Items from a figure collection
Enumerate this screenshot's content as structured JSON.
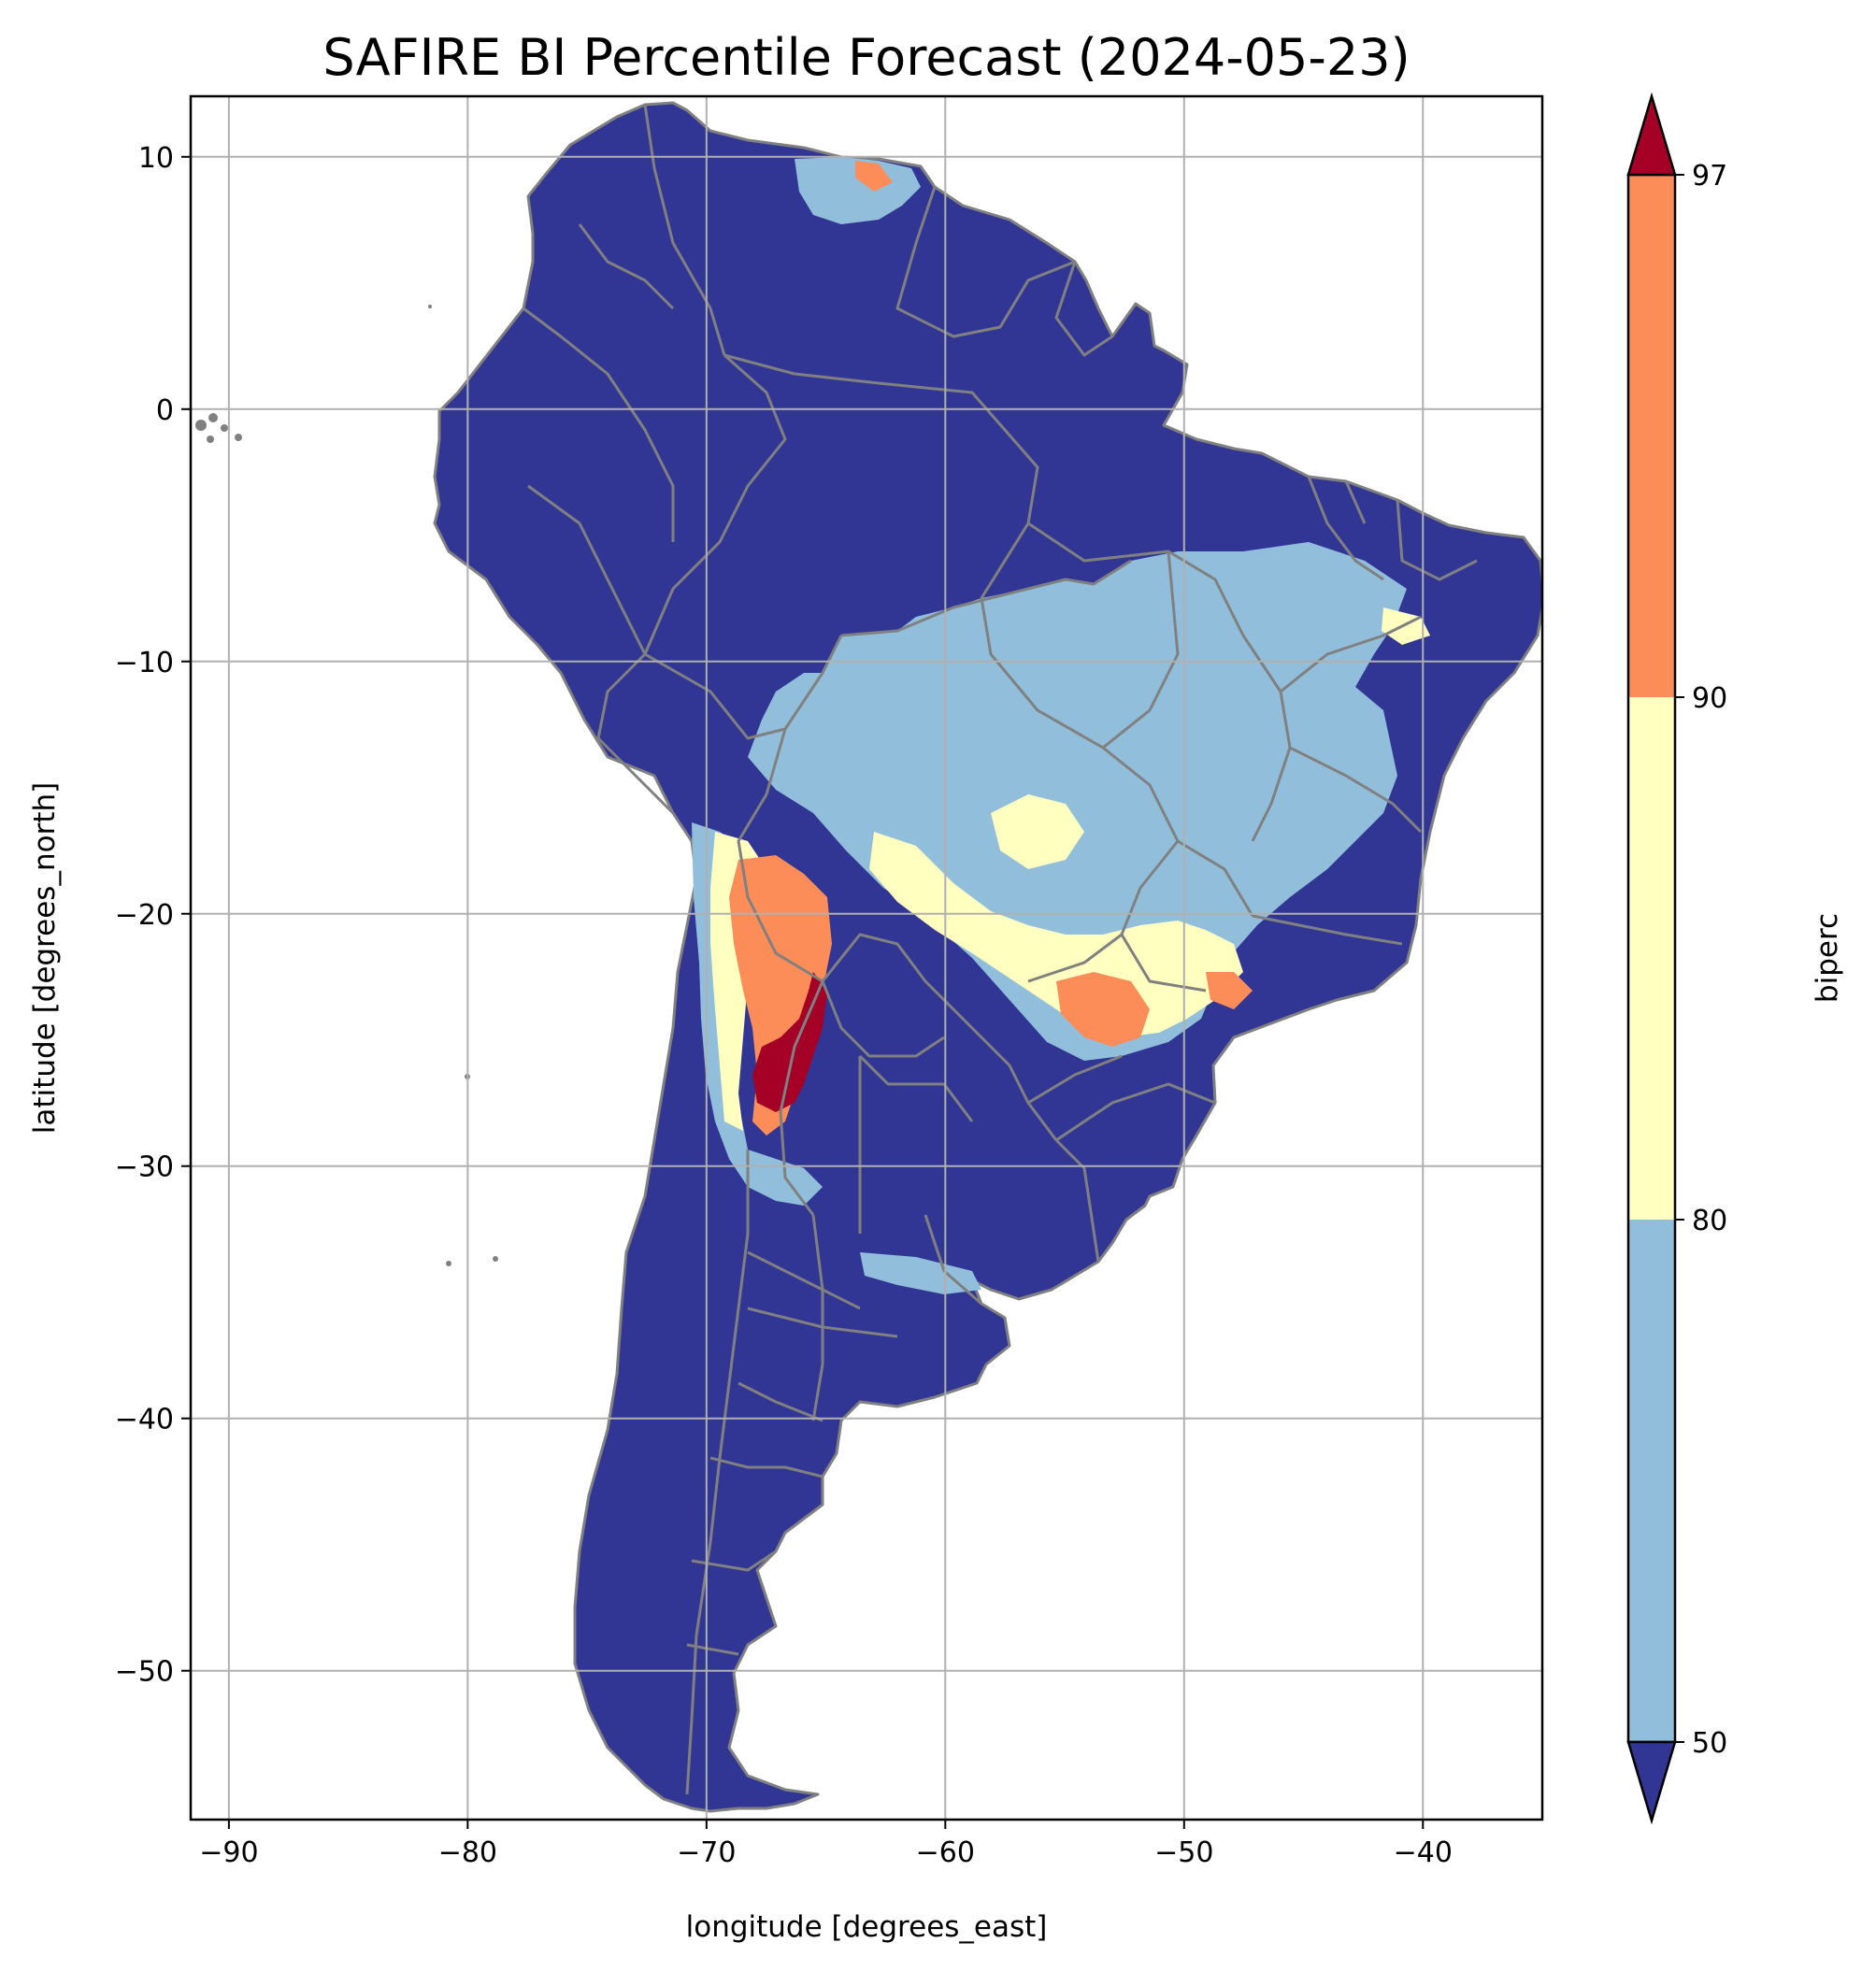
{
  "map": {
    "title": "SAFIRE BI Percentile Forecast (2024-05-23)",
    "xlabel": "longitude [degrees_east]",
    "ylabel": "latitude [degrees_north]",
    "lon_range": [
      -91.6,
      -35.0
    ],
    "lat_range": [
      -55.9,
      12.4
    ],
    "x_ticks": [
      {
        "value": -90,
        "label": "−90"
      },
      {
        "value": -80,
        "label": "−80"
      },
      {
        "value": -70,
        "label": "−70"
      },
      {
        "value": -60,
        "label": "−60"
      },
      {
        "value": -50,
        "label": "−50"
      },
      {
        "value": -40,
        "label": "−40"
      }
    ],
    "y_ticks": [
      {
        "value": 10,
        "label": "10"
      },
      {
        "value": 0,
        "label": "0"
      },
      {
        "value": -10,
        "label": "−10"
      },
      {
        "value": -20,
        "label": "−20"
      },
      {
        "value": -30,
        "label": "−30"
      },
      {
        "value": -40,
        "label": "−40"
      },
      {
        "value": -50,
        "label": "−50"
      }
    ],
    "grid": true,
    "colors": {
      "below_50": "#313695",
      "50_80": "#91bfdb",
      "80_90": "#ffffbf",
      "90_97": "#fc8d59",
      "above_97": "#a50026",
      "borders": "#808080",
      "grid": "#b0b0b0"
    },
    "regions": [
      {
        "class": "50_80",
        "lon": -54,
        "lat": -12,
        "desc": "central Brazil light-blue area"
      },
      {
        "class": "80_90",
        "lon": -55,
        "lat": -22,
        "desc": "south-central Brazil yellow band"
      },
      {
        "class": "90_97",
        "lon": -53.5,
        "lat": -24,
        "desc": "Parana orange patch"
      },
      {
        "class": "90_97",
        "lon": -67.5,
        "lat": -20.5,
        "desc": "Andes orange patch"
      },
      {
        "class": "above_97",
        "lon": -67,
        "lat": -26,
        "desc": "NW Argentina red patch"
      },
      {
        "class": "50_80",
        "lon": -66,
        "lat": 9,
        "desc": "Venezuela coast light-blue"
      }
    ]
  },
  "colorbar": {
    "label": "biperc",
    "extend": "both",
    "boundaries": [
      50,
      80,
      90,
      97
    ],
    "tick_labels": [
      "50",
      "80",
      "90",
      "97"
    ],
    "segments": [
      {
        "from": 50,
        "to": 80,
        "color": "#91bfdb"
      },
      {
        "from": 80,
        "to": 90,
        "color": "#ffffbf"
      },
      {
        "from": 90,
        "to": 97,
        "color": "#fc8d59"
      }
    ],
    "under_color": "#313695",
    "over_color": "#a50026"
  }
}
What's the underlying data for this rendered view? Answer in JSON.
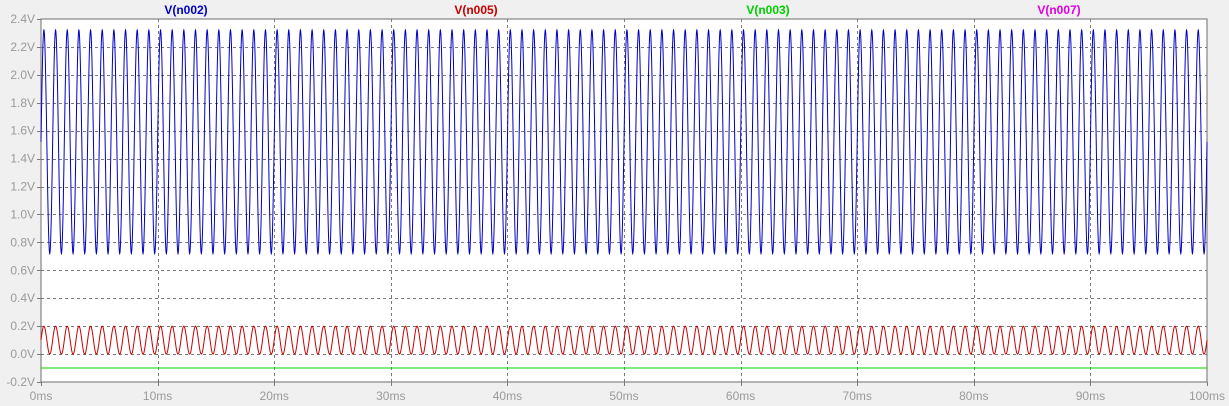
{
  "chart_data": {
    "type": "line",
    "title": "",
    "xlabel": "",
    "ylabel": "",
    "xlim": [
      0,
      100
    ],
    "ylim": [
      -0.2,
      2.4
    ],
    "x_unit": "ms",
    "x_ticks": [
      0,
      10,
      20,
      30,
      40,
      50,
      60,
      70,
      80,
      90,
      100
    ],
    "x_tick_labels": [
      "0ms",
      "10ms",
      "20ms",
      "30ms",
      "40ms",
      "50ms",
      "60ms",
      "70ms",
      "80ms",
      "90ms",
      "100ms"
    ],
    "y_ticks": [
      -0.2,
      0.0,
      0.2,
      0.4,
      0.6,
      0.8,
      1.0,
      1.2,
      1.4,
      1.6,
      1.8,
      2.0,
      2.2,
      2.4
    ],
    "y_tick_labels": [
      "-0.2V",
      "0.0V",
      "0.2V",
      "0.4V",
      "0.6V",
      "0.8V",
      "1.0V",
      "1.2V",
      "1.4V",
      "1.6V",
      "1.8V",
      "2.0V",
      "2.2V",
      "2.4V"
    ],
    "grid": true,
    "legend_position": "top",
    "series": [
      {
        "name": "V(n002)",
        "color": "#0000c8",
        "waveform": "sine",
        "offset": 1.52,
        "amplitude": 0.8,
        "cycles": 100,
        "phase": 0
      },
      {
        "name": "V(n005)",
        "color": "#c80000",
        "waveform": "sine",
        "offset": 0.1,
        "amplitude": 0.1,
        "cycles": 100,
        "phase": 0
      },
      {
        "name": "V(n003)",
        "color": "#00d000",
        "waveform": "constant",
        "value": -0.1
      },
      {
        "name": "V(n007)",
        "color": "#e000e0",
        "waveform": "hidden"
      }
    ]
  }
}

* Given problem
Scan the material above for the string "light" and return the lines that hold it.

* Task result
        "desc": "central Brazil light-blue area"
        "desc": "Venezuela coast light-blue"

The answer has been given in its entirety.